Direction: Below are the records; locate each line with the word "Peak" and copy it.

--- Start of Data provided ---

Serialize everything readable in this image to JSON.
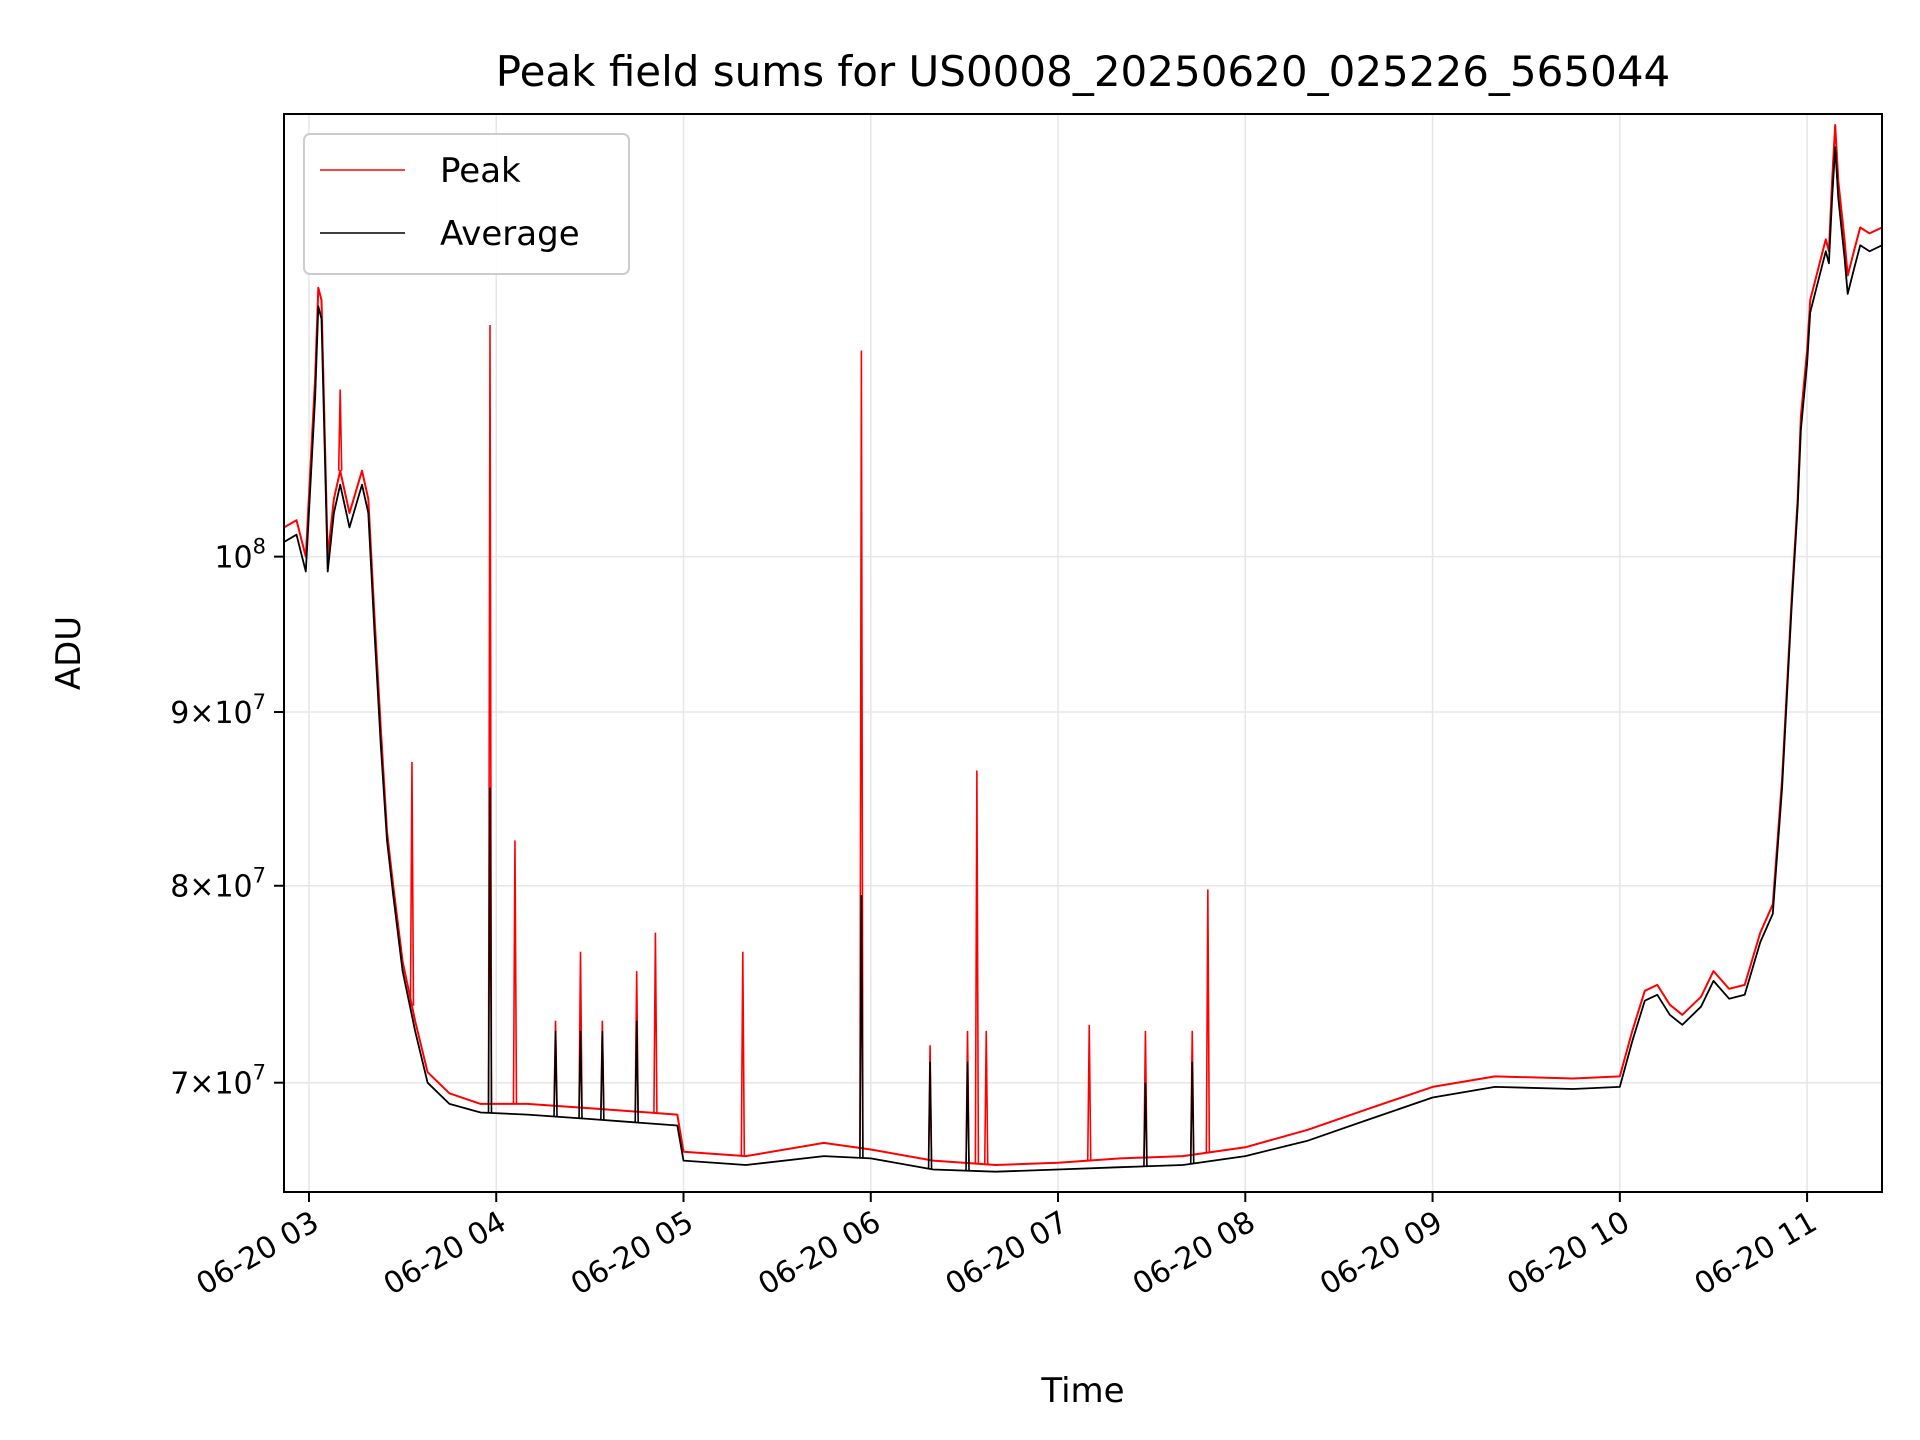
{
  "chart_data": {
    "type": "line",
    "title": "Peak field sums for US0008_20250620_025226_565044",
    "xlabel": "Time",
    "ylabel": "ADU",
    "y_scale": "log",
    "xlim": [
      "2025-06-20T02:52",
      "2025-06-20T11:24"
    ],
    "ylim": [
      65000000,
      135000000
    ],
    "grid": true,
    "legend_position": "top-left",
    "x_ticks": [
      {
        "value": "2025-06-20T03:00",
        "label": "06-20 03"
      },
      {
        "value": "2025-06-20T04:00",
        "label": "06-20 04"
      },
      {
        "value": "2025-06-20T05:00",
        "label": "06-20 05"
      },
      {
        "value": "2025-06-20T06:00",
        "label": "06-20 06"
      },
      {
        "value": "2025-06-20T07:00",
        "label": "06-20 07"
      },
      {
        "value": "2025-06-20T08:00",
        "label": "06-20 08"
      },
      {
        "value": "2025-06-20T09:00",
        "label": "06-20 09"
      },
      {
        "value": "2025-06-20T10:00",
        "label": "06-20 10"
      },
      {
        "value": "2025-06-20T11:00",
        "label": "06-20 11"
      }
    ],
    "y_ticks": [
      {
        "value": 70000000,
        "mantissa": "7",
        "base": "10",
        "exp": "7"
      },
      {
        "value": 80000000,
        "mantissa": "8",
        "base": "10",
        "exp": "7"
      },
      {
        "value": 90000000,
        "mantissa": "9",
        "base": "10",
        "exp": "7"
      },
      {
        "value": 100000000,
        "mantissa": "",
        "base": "10",
        "exp": "8"
      }
    ],
    "series": [
      {
        "name": "Peak",
        "color": "#ff0000",
        "points": [
          [
            "2025-06-20T02:52",
            102000000
          ],
          [
            "2025-06-20T02:56",
            102500000
          ],
          [
            "2025-06-20T02:59",
            100000000
          ],
          [
            "2025-06-20T03:02",
            113000000
          ],
          [
            "2025-06-20T03:03",
            120000000
          ],
          [
            "2025-06-20T03:04",
            119000000
          ],
          [
            "2025-06-20T03:06",
            100000000
          ],
          [
            "2025-06-20T03:08",
            104000000
          ],
          [
            "2025-06-20T03:10",
            106000000
          ],
          [
            "2025-06-20T03:13",
            103000000
          ],
          [
            "2025-06-20T03:17",
            106000000
          ],
          [
            "2025-06-20T03:19",
            104000000
          ],
          [
            "2025-06-20T03:21",
            96000000
          ],
          [
            "2025-06-20T03:23",
            89000000
          ],
          [
            "2025-06-20T03:25",
            83000000
          ],
          [
            "2025-06-20T03:27",
            80000000
          ],
          [
            "2025-06-20T03:30",
            76000000
          ],
          [
            "2025-06-20T03:34",
            73000000
          ],
          [
            "2025-06-20T03:38",
            70500000
          ],
          [
            "2025-06-20T03:45",
            69500000
          ],
          [
            "2025-06-20T03:55",
            69000000
          ],
          [
            "2025-06-20T04:10",
            69000000
          ],
          [
            "2025-06-20T04:30",
            68800000
          ],
          [
            "2025-06-20T04:58",
            68500000
          ],
          [
            "2025-06-20T05:00",
            66800000
          ],
          [
            "2025-06-20T05:20",
            66600000
          ],
          [
            "2025-06-20T05:45",
            67200000
          ],
          [
            "2025-06-20T06:00",
            66900000
          ],
          [
            "2025-06-20T06:20",
            66400000
          ],
          [
            "2025-06-20T06:40",
            66200000
          ],
          [
            "2025-06-20T07:00",
            66300000
          ],
          [
            "2025-06-20T07:20",
            66500000
          ],
          [
            "2025-06-20T07:40",
            66600000
          ],
          [
            "2025-06-20T08:00",
            67000000
          ],
          [
            "2025-06-20T08:20",
            67800000
          ],
          [
            "2025-06-20T08:40",
            68800000
          ],
          [
            "2025-06-20T09:00",
            69800000
          ],
          [
            "2025-06-20T09:20",
            70300000
          ],
          [
            "2025-06-20T09:45",
            70200000
          ],
          [
            "2025-06-20T10:00",
            70300000
          ],
          [
            "2025-06-20T10:04",
            72500000
          ],
          [
            "2025-06-20T10:08",
            74500000
          ],
          [
            "2025-06-20T10:12",
            74800000
          ],
          [
            "2025-06-20T10:16",
            73800000
          ],
          [
            "2025-06-20T10:20",
            73300000
          ],
          [
            "2025-06-20T10:26",
            74200000
          ],
          [
            "2025-06-20T10:30",
            75500000
          ],
          [
            "2025-06-20T10:35",
            74600000
          ],
          [
            "2025-06-20T10:40",
            74800000
          ],
          [
            "2025-06-20T10:45",
            77500000
          ],
          [
            "2025-06-20T10:49",
            79000000
          ],
          [
            "2025-06-20T10:52",
            86000000
          ],
          [
            "2025-06-20T10:55",
            97000000
          ],
          [
            "2025-06-20T10:57",
            104000000
          ],
          [
            "2025-06-20T10:58",
            110000000
          ],
          [
            "2025-06-20T11:00",
            115000000
          ],
          [
            "2025-06-20T11:01",
            119000000
          ],
          [
            "2025-06-20T11:03",
            121000000
          ],
          [
            "2025-06-20T11:05",
            123000000
          ],
          [
            "2025-06-20T11:06",
            124000000
          ],
          [
            "2025-06-20T11:07",
            123000000
          ],
          [
            "2025-06-20T11:08",
            129000000
          ],
          [
            "2025-06-20T11:09",
            134000000
          ],
          [
            "2025-06-20T11:10",
            129000000
          ],
          [
            "2025-06-20T11:12",
            124000000
          ],
          [
            "2025-06-20T11:13",
            121000000
          ],
          [
            "2025-06-20T11:15",
            123000000
          ],
          [
            "2025-06-20T11:17",
            125000000
          ],
          [
            "2025-06-20T11:20",
            124500000
          ],
          [
            "2025-06-20T11:24",
            125000000
          ]
        ],
        "spikes": [
          [
            "2025-06-20T03:10",
            112000000
          ],
          [
            "2025-06-20T03:33",
            87000000
          ],
          [
            "2025-06-20T03:58",
            117000000
          ],
          [
            "2025-06-20T04:06",
            82500000
          ],
          [
            "2025-06-20T04:19",
            73000000
          ],
          [
            "2025-06-20T04:27",
            76500000
          ],
          [
            "2025-06-20T04:34",
            73000000
          ],
          [
            "2025-06-20T04:45",
            75500000
          ],
          [
            "2025-06-20T04:51",
            77500000
          ],
          [
            "2025-06-20T05:19",
            76500000
          ],
          [
            "2025-06-20T05:57",
            115000000
          ],
          [
            "2025-06-20T06:19",
            71800000
          ],
          [
            "2025-06-20T06:31",
            72500000
          ],
          [
            "2025-06-20T06:34",
            86500000
          ],
          [
            "2025-06-20T06:37",
            72500000
          ],
          [
            "2025-06-20T07:10",
            72800000
          ],
          [
            "2025-06-20T07:28",
            72500000
          ],
          [
            "2025-06-20T07:43",
            72500000
          ],
          [
            "2025-06-20T07:48",
            79800000
          ]
        ]
      },
      {
        "name": "Average",
        "color": "#000000",
        "points": [
          [
            "2025-06-20T02:52",
            101000000
          ],
          [
            "2025-06-20T02:56",
            101500000
          ],
          [
            "2025-06-20T02:59",
            99000000
          ],
          [
            "2025-06-20T03:02",
            111500000
          ],
          [
            "2025-06-20T03:03",
            118500000
          ],
          [
            "2025-06-20T03:04",
            117500000
          ],
          [
            "2025-06-20T03:06",
            99000000
          ],
          [
            "2025-06-20T03:08",
            103000000
          ],
          [
            "2025-06-20T03:10",
            105000000
          ],
          [
            "2025-06-20T03:13",
            102000000
          ],
          [
            "2025-06-20T03:17",
            105000000
          ],
          [
            "2025-06-20T03:19",
            103000000
          ],
          [
            "2025-06-20T03:21",
            95000000
          ],
          [
            "2025-06-20T03:23",
            88000000
          ],
          [
            "2025-06-20T03:25",
            82500000
          ],
          [
            "2025-06-20T03:27",
            79500000
          ],
          [
            "2025-06-20T03:30",
            75500000
          ],
          [
            "2025-06-20T03:34",
            72500000
          ],
          [
            "2025-06-20T03:38",
            70000000
          ],
          [
            "2025-06-20T03:45",
            69000000
          ],
          [
            "2025-06-20T03:55",
            68600000
          ],
          [
            "2025-06-20T04:10",
            68500000
          ],
          [
            "2025-06-20T04:30",
            68300000
          ],
          [
            "2025-06-20T04:58",
            68000000
          ],
          [
            "2025-06-20T05:00",
            66400000
          ],
          [
            "2025-06-20T05:20",
            66200000
          ],
          [
            "2025-06-20T05:45",
            66600000
          ],
          [
            "2025-06-20T06:00",
            66500000
          ],
          [
            "2025-06-20T06:20",
            66000000
          ],
          [
            "2025-06-20T06:40",
            65900000
          ],
          [
            "2025-06-20T07:00",
            66000000
          ],
          [
            "2025-06-20T07:20",
            66100000
          ],
          [
            "2025-06-20T07:40",
            66200000
          ],
          [
            "2025-06-20T08:00",
            66600000
          ],
          [
            "2025-06-20T08:20",
            67300000
          ],
          [
            "2025-06-20T08:40",
            68300000
          ],
          [
            "2025-06-20T09:00",
            69300000
          ],
          [
            "2025-06-20T09:20",
            69800000
          ],
          [
            "2025-06-20T09:45",
            69700000
          ],
          [
            "2025-06-20T10:00",
            69800000
          ],
          [
            "2025-06-20T10:04",
            72000000
          ],
          [
            "2025-06-20T10:08",
            74000000
          ],
          [
            "2025-06-20T10:12",
            74300000
          ],
          [
            "2025-06-20T10:16",
            73300000
          ],
          [
            "2025-06-20T10:20",
            72800000
          ],
          [
            "2025-06-20T10:26",
            73700000
          ],
          [
            "2025-06-20T10:30",
            75000000
          ],
          [
            "2025-06-20T10:35",
            74100000
          ],
          [
            "2025-06-20T10:40",
            74300000
          ],
          [
            "2025-06-20T10:45",
            77000000
          ],
          [
            "2025-06-20T10:49",
            78500000
          ],
          [
            "2025-06-20T10:52",
            85500000
          ],
          [
            "2025-06-20T10:55",
            96500000
          ],
          [
            "2025-06-20T10:57",
            103500000
          ],
          [
            "2025-06-20T10:58",
            109000000
          ],
          [
            "2025-06-20T11:00",
            114000000
          ],
          [
            "2025-06-20T11:01",
            118000000
          ],
          [
            "2025-06-20T11:03",
            120000000
          ],
          [
            "2025-06-20T11:05",
            122000000
          ],
          [
            "2025-06-20T11:06",
            123000000
          ],
          [
            "2025-06-20T11:07",
            122000000
          ],
          [
            "2025-06-20T11:08",
            127500000
          ],
          [
            "2025-06-20T11:09",
            132000000
          ],
          [
            "2025-06-20T11:10",
            127500000
          ],
          [
            "2025-06-20T11:12",
            122500000
          ],
          [
            "2025-06-20T11:13",
            119500000
          ],
          [
            "2025-06-20T11:15",
            121500000
          ],
          [
            "2025-06-20T11:17",
            123500000
          ],
          [
            "2025-06-20T11:20",
            123000000
          ],
          [
            "2025-06-20T11:24",
            123500000
          ]
        ],
        "spikes": [
          [
            "2025-06-20T03:58",
            85500000
          ],
          [
            "2025-06-20T05:57",
            79500000
          ],
          [
            "2025-06-20T06:19",
            71000000
          ],
          [
            "2025-06-20T06:31",
            71000000
          ],
          [
            "2025-06-20T07:28",
            70000000
          ],
          [
            "2025-06-20T07:43",
            71000000
          ],
          [
            "2025-06-20T04:19",
            72500000
          ],
          [
            "2025-06-20T04:27",
            72500000
          ],
          [
            "2025-06-20T04:34",
            72500000
          ],
          [
            "2025-06-20T04:45",
            73000000
          ]
        ]
      }
    ]
  }
}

--- End of Data provided ---

Completed task:
    "title": "Peak field sums for US0008_20250620_025226_565044",
        "name": "Peak",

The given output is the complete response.